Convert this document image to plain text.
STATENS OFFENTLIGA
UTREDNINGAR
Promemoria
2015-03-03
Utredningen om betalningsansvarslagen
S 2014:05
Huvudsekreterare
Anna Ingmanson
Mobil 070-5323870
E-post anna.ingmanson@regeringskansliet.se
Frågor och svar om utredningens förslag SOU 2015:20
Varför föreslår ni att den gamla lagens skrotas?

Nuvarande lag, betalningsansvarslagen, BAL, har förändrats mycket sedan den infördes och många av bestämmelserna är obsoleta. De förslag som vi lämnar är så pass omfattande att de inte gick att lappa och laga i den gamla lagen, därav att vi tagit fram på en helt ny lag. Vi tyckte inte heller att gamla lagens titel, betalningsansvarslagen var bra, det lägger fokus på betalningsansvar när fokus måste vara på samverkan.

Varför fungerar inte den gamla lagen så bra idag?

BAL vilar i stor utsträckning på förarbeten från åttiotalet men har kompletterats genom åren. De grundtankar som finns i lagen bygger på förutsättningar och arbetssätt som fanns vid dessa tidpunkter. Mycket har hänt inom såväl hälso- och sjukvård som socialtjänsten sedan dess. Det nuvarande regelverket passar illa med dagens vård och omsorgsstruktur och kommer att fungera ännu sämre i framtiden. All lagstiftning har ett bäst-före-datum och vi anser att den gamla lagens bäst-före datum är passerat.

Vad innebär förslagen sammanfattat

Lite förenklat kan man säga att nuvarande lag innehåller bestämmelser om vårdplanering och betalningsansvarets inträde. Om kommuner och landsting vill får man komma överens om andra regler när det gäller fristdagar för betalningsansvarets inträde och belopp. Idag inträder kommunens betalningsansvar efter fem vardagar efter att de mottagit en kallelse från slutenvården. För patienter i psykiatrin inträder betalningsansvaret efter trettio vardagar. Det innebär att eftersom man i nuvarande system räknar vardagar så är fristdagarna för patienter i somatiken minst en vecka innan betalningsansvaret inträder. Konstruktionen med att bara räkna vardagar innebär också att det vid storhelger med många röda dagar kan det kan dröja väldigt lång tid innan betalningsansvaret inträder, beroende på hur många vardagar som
================
## Work item
Exactly as shown above, return every record.

## Answer box
Convert this document image to plain text.
STATENS OFFENTLIGA
UTREDNINGAR
Promemoria
2015-03-03
Utredningen om betalningsansvarslagen
S 2014:05
Huvudsekreterare
Anna Ingmanson
Mobil 070-5323870
E-post anna.ingmanson@regeringskansliet.se
Frågor och svar om utredningens förslag SOU 2015:20
Varför föreslår ni att den gamla lagens skrotas?

Nuvarande lag, betalningsansvarslagen, BAL, har förändrats mycket sedan den infördes och många av bestämmelserna är obsoleta. De förslag som vi lämnar är så pass omfattande att de inte gick att lappa och laga i den gamla lagen, därav att vi tagit fram på en helt ny lag. Vi tyckte inte heller att gamla lagens titel, betalningsansvarslagen var bra, det lägger fokus på betalningsansvar när fokus måste vara på samverkan.

Varför fungerar inte den gamla lagen så bra idag?

BAL vilar i stor utsträckning på förarbeten från åttiotalet men har kompletterats genom åren. De grundtankar som finns i lagen bygger på förutsättningar och arbetssätt som fanns vid dessa tidpunkter. Mycket har hänt inom såväl hälso- och sjukvård som socialtjänsten sedan dess. Det nuvarande regelverket passar illa med dagens vård och omsorgsstruktur och kommer att fungera ännu sämre i framtiden. All lagstiftning har ett bäst-före-datum och vi anser att den gamla lagens bäst-före datum är passerat.

Vad innebär förslagen sammanfattat

Lite förenklat kan man säga att nuvarande lag innehåller bestämmelser om vårdplanering och betalningsansvarets inträde. Om kommuner och landsting vill får man komma överens om andra regler när det gäller fristdagar för betalningsansvarets inträde och belopp. Idag inträder kommunens betalningsansvar efter fem vardagar efter att de mottagit en kallelse från slutenvården. För patienter i psykiatrin inträder betalningsansvaret efter trettio vardagar. Det innebär att eftersom man i nuvarande system räknar vardagar så är fristdagarna för patienter i somatiken minst en vecka innan betalningsansvaret inträder. Konstruktionen med att bara räkna vardagar innebär också att det vid storhelger med många röda dagar kan det kan dröja väldigt lång tid innan betalningsansvaret inträder, beroende på hur många vardagar som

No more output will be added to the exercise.